<<<<
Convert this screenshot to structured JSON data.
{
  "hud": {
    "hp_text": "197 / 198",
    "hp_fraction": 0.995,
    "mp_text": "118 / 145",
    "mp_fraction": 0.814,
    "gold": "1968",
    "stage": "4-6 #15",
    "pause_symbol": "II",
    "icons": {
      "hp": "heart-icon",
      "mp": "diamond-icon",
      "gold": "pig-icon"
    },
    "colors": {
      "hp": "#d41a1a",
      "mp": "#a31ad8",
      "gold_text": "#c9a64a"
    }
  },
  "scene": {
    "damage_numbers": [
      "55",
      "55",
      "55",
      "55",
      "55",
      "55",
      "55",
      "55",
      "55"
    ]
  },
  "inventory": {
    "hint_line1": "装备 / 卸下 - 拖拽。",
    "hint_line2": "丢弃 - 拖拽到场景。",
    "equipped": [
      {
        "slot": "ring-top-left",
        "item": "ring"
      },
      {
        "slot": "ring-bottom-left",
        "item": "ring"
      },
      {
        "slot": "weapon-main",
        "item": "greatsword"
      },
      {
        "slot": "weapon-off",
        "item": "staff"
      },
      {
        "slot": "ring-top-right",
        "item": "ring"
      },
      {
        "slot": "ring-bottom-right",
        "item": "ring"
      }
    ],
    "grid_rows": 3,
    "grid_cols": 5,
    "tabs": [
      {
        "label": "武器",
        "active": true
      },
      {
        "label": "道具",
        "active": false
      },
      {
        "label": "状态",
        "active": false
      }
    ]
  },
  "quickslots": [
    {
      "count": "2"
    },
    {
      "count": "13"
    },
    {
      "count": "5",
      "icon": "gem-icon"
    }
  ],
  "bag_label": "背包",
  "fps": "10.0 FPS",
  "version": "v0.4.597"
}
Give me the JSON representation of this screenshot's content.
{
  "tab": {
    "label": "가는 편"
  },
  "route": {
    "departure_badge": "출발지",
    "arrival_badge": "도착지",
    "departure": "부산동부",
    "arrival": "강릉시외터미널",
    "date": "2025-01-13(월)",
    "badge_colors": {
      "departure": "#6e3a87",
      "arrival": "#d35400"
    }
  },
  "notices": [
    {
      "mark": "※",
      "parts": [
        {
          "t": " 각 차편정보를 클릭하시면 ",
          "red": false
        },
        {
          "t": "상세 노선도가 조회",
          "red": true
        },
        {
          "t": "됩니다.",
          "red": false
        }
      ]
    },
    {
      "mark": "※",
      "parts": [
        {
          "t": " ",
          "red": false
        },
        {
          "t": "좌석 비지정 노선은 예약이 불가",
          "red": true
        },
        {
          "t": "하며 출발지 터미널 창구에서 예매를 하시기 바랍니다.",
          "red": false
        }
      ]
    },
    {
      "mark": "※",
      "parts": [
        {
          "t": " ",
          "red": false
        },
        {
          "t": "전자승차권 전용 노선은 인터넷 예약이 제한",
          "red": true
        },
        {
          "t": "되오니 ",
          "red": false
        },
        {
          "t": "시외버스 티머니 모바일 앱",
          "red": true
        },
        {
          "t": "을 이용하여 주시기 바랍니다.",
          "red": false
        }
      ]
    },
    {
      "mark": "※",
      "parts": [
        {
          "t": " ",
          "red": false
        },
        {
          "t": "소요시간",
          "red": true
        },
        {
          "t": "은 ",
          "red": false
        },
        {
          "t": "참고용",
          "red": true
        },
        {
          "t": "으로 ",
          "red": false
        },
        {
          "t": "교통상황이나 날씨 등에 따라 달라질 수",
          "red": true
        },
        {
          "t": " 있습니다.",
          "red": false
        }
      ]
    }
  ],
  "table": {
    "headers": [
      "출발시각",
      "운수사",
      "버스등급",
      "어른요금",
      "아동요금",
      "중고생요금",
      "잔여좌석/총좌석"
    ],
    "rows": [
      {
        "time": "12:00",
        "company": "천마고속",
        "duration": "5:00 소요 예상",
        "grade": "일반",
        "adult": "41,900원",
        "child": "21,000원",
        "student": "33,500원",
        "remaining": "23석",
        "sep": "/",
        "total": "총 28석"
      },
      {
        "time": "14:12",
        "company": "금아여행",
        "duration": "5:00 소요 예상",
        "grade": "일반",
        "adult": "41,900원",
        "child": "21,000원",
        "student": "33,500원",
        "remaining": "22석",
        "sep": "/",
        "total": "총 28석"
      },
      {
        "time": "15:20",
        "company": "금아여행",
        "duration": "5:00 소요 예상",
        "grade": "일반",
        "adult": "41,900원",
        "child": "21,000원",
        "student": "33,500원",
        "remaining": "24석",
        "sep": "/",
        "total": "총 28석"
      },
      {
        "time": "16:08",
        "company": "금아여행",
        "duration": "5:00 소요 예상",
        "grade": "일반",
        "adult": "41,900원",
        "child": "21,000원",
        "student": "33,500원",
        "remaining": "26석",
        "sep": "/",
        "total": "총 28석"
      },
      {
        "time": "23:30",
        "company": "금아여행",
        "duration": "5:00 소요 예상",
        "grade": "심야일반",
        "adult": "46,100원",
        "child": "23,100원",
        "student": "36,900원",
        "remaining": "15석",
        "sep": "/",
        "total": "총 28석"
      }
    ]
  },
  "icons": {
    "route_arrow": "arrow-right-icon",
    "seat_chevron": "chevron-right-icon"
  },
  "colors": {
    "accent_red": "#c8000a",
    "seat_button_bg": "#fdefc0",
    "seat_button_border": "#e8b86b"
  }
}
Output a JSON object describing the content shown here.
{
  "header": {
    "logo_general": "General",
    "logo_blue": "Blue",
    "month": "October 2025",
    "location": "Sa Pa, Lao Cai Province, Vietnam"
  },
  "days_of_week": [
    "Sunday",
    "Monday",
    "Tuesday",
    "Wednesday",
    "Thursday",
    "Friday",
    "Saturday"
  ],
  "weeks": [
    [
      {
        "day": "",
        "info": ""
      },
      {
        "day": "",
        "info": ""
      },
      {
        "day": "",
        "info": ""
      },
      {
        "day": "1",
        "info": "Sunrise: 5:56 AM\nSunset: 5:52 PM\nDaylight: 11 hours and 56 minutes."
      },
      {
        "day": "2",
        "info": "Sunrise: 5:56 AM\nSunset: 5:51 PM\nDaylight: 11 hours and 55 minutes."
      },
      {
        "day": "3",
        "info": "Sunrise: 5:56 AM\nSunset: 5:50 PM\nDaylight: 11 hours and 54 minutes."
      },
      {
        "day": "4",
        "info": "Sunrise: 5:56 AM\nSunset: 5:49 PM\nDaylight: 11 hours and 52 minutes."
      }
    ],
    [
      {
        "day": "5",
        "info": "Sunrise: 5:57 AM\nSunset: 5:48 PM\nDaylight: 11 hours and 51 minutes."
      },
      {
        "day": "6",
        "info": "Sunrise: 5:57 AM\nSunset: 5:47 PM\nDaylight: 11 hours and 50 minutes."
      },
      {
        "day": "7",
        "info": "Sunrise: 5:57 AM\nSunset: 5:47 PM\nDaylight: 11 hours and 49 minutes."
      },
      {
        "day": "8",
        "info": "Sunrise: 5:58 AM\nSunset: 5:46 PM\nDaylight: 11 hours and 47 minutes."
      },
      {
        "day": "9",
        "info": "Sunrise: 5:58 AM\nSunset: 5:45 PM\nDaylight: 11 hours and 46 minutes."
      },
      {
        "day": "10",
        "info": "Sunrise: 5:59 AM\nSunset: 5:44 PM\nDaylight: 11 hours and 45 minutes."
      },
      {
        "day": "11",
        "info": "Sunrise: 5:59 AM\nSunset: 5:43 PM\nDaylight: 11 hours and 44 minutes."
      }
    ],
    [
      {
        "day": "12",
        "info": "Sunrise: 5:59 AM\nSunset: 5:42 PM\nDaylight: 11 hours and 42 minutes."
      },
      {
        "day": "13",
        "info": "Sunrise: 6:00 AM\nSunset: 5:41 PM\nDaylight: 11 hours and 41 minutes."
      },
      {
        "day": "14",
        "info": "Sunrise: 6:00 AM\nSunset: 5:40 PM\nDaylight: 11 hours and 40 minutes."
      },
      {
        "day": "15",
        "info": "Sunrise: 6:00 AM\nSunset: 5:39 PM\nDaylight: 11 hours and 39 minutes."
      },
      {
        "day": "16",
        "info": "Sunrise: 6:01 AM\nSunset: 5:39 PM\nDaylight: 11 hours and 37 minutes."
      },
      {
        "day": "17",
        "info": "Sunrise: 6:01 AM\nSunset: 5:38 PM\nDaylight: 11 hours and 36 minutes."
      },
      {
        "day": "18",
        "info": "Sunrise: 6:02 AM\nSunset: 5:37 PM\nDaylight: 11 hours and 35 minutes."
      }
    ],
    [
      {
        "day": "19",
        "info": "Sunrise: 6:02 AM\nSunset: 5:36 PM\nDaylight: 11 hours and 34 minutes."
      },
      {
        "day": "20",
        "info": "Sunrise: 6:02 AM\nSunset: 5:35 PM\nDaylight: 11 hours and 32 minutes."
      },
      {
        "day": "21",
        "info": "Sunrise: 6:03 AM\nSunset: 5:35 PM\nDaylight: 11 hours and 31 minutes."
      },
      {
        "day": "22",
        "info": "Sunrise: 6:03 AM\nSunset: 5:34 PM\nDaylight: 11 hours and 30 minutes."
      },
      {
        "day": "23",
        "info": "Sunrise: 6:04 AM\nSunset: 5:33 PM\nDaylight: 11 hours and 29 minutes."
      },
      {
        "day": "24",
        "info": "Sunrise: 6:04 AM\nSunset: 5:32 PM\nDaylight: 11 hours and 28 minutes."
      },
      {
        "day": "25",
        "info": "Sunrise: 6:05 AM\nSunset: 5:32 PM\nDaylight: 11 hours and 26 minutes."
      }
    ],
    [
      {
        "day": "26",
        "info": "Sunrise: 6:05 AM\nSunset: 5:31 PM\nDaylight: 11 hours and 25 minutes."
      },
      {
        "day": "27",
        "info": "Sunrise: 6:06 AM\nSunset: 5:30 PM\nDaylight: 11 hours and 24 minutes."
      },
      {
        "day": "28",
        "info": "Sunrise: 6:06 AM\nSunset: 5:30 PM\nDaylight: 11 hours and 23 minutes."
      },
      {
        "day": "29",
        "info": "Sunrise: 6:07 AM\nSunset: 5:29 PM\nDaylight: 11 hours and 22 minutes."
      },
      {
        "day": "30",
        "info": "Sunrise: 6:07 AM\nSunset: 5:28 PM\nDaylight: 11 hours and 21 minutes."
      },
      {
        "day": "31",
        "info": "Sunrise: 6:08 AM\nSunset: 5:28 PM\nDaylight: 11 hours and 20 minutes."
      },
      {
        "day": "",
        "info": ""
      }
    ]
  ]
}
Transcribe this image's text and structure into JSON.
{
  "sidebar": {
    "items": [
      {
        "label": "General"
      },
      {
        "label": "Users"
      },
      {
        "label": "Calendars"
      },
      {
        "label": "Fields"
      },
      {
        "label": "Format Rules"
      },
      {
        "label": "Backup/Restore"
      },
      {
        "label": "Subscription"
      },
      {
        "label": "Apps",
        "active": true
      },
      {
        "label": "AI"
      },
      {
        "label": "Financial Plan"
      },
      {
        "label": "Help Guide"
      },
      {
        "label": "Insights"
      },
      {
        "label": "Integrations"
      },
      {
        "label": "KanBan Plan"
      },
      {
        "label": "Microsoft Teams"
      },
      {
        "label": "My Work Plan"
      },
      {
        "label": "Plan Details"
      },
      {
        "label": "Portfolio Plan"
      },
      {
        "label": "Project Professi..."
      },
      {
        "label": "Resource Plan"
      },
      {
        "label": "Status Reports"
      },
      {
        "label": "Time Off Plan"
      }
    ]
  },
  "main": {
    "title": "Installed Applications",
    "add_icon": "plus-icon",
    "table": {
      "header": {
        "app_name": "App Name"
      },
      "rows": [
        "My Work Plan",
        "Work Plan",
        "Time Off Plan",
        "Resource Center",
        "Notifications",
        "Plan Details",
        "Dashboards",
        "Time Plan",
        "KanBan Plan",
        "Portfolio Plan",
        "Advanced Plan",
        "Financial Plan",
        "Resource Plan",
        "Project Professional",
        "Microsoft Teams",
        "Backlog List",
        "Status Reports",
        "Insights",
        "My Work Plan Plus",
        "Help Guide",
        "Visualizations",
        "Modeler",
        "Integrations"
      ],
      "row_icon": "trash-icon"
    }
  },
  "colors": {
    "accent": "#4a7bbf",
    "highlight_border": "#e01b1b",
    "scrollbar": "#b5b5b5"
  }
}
>>>>
● **WORK TO COMPLETE**
Output a single number: how many lines contain the word "General".

● **ANSWER IN FULL**
2